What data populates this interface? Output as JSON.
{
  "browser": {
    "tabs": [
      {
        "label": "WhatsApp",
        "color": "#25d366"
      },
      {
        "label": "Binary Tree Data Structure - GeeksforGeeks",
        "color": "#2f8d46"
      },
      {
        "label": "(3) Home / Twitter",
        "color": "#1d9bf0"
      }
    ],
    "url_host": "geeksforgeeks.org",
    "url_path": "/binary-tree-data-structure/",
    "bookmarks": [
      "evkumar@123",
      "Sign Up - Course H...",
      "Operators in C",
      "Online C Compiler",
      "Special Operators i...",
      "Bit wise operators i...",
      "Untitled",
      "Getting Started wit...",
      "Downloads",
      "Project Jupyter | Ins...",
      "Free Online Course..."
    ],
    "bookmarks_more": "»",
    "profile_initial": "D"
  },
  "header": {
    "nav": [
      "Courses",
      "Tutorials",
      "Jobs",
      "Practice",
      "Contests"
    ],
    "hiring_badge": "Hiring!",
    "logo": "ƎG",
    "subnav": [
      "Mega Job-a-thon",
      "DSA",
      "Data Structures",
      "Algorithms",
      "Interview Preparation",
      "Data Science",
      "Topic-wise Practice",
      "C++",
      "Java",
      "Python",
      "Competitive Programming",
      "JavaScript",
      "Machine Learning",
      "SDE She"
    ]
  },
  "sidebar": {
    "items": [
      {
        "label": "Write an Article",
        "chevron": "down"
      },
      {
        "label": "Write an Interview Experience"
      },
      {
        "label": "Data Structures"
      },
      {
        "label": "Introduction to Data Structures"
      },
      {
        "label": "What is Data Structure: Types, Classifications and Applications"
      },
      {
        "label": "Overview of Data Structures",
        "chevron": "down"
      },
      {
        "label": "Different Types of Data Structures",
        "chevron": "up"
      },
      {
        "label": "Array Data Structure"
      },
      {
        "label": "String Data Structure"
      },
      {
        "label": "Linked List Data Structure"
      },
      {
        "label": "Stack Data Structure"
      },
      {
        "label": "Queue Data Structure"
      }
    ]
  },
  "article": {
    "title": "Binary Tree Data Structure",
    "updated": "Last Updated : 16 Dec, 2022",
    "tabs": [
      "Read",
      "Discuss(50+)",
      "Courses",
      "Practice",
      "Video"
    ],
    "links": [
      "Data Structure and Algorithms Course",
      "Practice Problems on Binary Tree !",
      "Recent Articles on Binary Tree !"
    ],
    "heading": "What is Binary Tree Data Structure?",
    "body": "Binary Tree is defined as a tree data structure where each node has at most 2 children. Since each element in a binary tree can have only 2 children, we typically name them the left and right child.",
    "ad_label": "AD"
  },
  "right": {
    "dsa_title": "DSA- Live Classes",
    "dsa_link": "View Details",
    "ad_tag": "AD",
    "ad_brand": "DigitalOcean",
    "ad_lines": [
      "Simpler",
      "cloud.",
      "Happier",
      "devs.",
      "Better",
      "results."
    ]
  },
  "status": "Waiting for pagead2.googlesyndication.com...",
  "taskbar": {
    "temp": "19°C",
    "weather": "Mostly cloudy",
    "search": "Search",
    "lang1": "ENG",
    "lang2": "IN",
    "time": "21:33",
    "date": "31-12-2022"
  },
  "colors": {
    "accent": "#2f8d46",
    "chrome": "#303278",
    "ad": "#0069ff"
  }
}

* * *

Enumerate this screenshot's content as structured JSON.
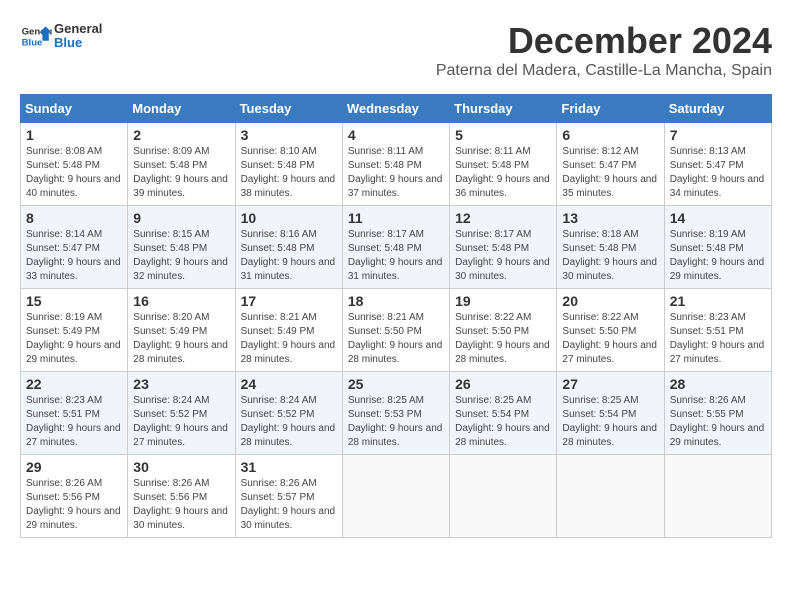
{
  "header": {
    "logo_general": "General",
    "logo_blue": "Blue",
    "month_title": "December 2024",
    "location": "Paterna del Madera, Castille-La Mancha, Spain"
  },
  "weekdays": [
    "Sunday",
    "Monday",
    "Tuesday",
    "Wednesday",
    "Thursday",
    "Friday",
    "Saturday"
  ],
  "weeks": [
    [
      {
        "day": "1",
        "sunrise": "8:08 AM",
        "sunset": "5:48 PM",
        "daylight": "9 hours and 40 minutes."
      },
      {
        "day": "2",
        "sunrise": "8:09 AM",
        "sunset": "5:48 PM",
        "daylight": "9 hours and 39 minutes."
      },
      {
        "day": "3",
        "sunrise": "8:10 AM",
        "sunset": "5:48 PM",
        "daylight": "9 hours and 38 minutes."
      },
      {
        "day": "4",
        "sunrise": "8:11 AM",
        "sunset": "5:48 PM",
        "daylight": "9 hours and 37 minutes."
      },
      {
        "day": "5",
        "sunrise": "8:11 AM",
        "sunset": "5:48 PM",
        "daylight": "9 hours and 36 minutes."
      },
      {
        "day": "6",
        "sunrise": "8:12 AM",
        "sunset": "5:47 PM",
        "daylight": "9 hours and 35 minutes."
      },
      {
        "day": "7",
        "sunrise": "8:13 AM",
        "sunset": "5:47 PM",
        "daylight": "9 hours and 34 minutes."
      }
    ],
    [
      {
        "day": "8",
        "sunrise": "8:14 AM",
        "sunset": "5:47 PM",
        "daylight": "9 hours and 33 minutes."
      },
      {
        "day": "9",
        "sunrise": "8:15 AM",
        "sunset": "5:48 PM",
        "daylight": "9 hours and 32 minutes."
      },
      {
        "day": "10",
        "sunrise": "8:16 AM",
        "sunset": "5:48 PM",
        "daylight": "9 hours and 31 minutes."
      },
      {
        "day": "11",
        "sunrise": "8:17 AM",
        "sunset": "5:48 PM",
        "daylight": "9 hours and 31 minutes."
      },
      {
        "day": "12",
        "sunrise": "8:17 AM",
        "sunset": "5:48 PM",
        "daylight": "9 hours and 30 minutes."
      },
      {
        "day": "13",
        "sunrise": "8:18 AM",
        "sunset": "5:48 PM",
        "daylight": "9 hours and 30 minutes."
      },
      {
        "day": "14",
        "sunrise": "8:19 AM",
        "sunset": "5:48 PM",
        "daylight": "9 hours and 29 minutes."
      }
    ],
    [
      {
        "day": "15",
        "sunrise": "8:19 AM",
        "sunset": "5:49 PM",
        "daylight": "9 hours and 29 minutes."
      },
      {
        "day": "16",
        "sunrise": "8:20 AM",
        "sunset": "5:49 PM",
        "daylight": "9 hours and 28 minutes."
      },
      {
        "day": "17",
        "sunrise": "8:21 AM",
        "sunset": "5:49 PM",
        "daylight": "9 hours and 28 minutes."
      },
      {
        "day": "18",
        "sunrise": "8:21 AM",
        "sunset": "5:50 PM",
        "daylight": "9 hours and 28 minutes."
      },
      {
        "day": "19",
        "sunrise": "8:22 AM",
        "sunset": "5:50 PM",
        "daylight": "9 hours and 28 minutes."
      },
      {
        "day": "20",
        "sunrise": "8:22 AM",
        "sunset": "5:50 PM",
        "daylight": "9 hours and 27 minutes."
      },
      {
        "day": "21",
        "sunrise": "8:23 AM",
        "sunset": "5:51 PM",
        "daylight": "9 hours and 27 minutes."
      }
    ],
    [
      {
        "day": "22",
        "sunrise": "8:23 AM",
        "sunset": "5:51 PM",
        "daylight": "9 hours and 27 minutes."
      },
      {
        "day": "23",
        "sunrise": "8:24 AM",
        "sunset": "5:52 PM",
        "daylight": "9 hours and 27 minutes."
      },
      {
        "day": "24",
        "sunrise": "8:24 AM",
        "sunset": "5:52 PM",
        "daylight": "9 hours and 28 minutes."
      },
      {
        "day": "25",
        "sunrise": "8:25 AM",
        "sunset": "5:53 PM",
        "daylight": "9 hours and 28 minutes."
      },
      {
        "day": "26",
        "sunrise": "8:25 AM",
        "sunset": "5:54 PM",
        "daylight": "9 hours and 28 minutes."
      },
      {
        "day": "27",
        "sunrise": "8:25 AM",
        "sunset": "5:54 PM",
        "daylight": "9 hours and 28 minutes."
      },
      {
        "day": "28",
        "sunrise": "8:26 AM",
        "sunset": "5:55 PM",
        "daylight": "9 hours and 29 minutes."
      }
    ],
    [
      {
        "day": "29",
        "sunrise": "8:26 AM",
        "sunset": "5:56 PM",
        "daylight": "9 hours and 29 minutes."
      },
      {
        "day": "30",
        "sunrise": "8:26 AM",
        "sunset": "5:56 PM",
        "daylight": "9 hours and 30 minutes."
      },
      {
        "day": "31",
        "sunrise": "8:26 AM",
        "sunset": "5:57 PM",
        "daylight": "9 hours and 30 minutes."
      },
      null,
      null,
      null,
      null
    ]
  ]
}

Task goal
Only a number is needed: how many lines of the material above contain "this"?

Exercise answer
2